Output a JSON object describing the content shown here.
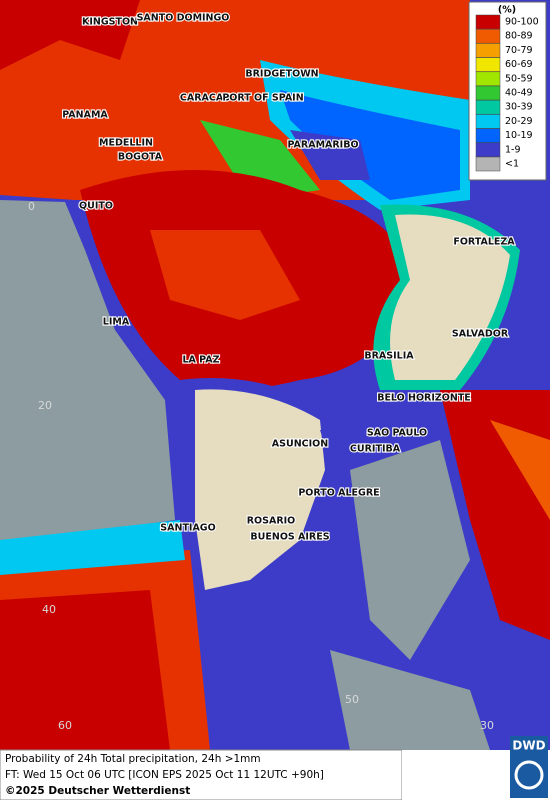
{
  "legend": {
    "title": "(%)",
    "items": [
      {
        "label": "90-100",
        "color": "#c80000"
      },
      {
        "label": "80-89",
        "color": "#f05a00"
      },
      {
        "label": "70-79",
        "color": "#f5a000"
      },
      {
        "label": "60-69",
        "color": "#f0e600"
      },
      {
        "label": "50-59",
        "color": "#a0e600"
      },
      {
        "label": "40-49",
        "color": "#32c832"
      },
      {
        "label": "30-39",
        "color": "#00c8a0"
      },
      {
        "label": "20-29",
        "color": "#00c8f0"
      },
      {
        "label": "10-19",
        "color": "#0064ff"
      },
      {
        "label": "1-9",
        "color": "#3c3cc8"
      },
      {
        "label": "<1",
        "color": "#b4b4b4"
      }
    ]
  },
  "cities": [
    "KINGSTON",
    "SANTO DOMINGO",
    "BRIDGETOWN",
    "CARACAS",
    "PORT OF SPAIN",
    "PANAMA",
    "PARAMARIBO",
    "MEDELLIN",
    "BOGOTA",
    "QUITO",
    "FORTALEZA",
    "SALVADOR",
    "LIMA",
    "BRASILIA",
    "LA PAZ",
    "BELO HORIZONTE",
    "SAO PAULO",
    "ASUNCION",
    "CURITIBA",
    "PORTO ALEGRE",
    "ROSARIO",
    "SANTIAGO",
    "BUENOS AIRES"
  ],
  "grid_labels": [
    "0",
    "20",
    "40",
    "60",
    "50",
    "30"
  ],
  "footer": {
    "line1": "Probability of 24h Total precipitation, 24h >1mm",
    "line2": "FT: Wed 15 Oct 06 UTC [ICON EPS 2025 Oct 11 12UTC +90h]",
    "copyright": "©2025 Deutscher Wetterdienst",
    "logo": "DWD"
  }
}
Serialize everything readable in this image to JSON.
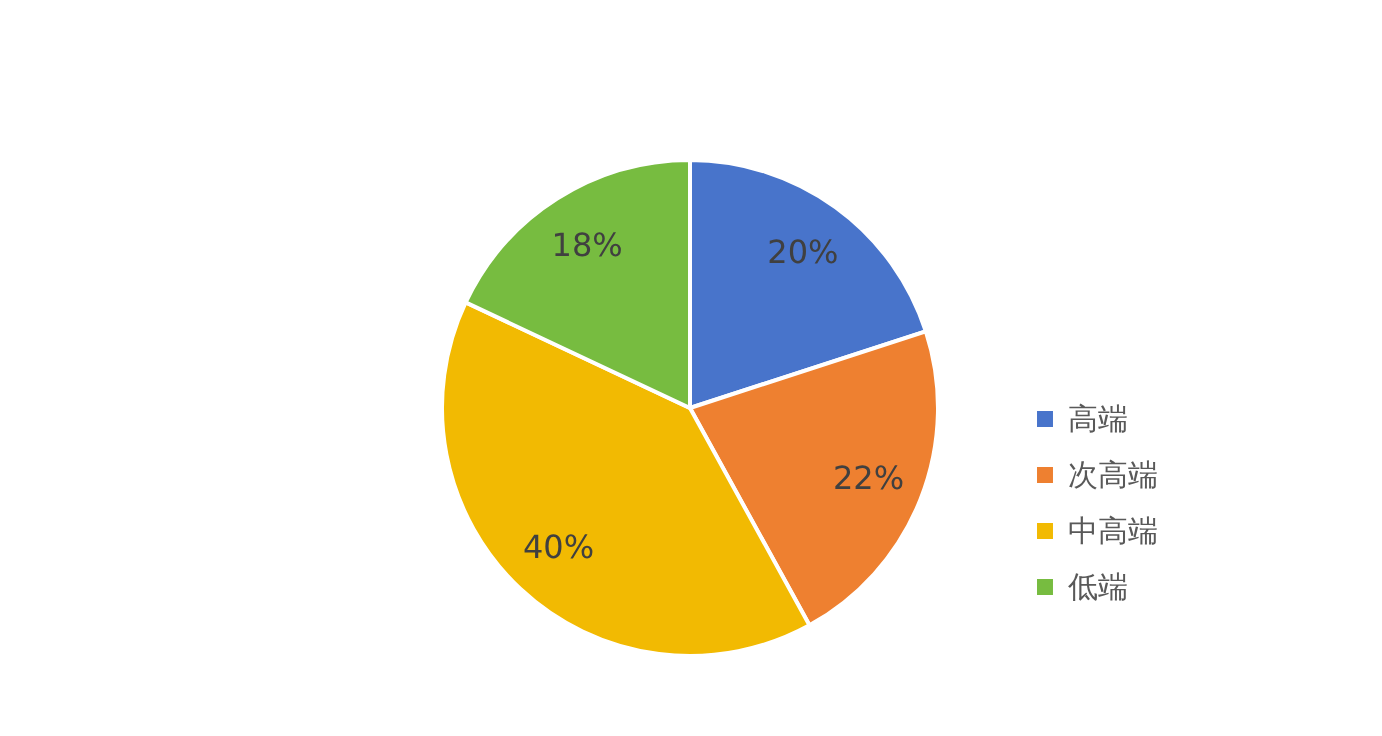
{
  "chart_data": {
    "type": "pie",
    "categories": [
      "高端",
      "次高端",
      "中高端",
      "低端"
    ],
    "values": [
      20,
      22,
      40,
      18
    ],
    "colors": [
      "#4874cb",
      "#ee8030",
      "#f2ba02",
      "#77bc40"
    ],
    "value_labels": [
      "20%",
      "22%",
      "40%",
      "18%"
    ],
    "legend": "right"
  }
}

What is required
Leave out all pictures, then copy the remaining material exactly.

Expected output
Output a JSON object describing the content shown here.
{
  "legend": {
    "title": "(%)",
    "items": [
      {
        "label": "90-100",
        "color": "#c80000"
      },
      {
        "label": "80-89",
        "color": "#f05a00"
      },
      {
        "label": "70-79",
        "color": "#f5a000"
      },
      {
        "label": "60-69",
        "color": "#f0e600"
      },
      {
        "label": "50-59",
        "color": "#a0e600"
      },
      {
        "label": "40-49",
        "color": "#32c832"
      },
      {
        "label": "30-39",
        "color": "#00c8a0"
      },
      {
        "label": "20-29",
        "color": "#00c8f0"
      },
      {
        "label": "10-19",
        "color": "#0064ff"
      },
      {
        "label": "1-9",
        "color": "#3c3cc8"
      },
      {
        "label": "<1",
        "color": "#b4b4b4"
      }
    ]
  },
  "cities": [
    "KINGSTON",
    "SANTO DOMINGO",
    "BRIDGETOWN",
    "CARACAS",
    "PORT OF SPAIN",
    "PANAMA",
    "PARAMARIBO",
    "MEDELLIN",
    "BOGOTA",
    "QUITO",
    "FORTALEZA",
    "SALVADOR",
    "LIMA",
    "BRASILIA",
    "LA PAZ",
    "BELO HORIZONTE",
    "SAO PAULO",
    "ASUNCION",
    "CURITIBA",
    "PORTO ALEGRE",
    "ROSARIO",
    "SANTIAGO",
    "BUENOS AIRES"
  ],
  "grid_labels": [
    "0",
    "20",
    "40",
    "60",
    "50",
    "30"
  ],
  "footer": {
    "line1": "Probability of 24h Total precipitation, 24h >1mm",
    "line2": "FT: Wed 15 Oct 06 UTC [ICON EPS 2025 Oct 11 12UTC +90h]",
    "copyright": "©2025 Deutscher Wetterdienst",
    "logo": "DWD"
  }
}
Serialize everything readable in this image to JSON.
{
  "chart_data": {
    "type": "pie",
    "categories": [
      "高端",
      "次高端",
      "中高端",
      "低端"
    ],
    "values": [
      20,
      22,
      40,
      18
    ],
    "colors": [
      "#4874cb",
      "#ee8030",
      "#f2ba02",
      "#77bc40"
    ],
    "value_labels": [
      "20%",
      "22%",
      "40%",
      "18%"
    ],
    "legend": "right"
  }
}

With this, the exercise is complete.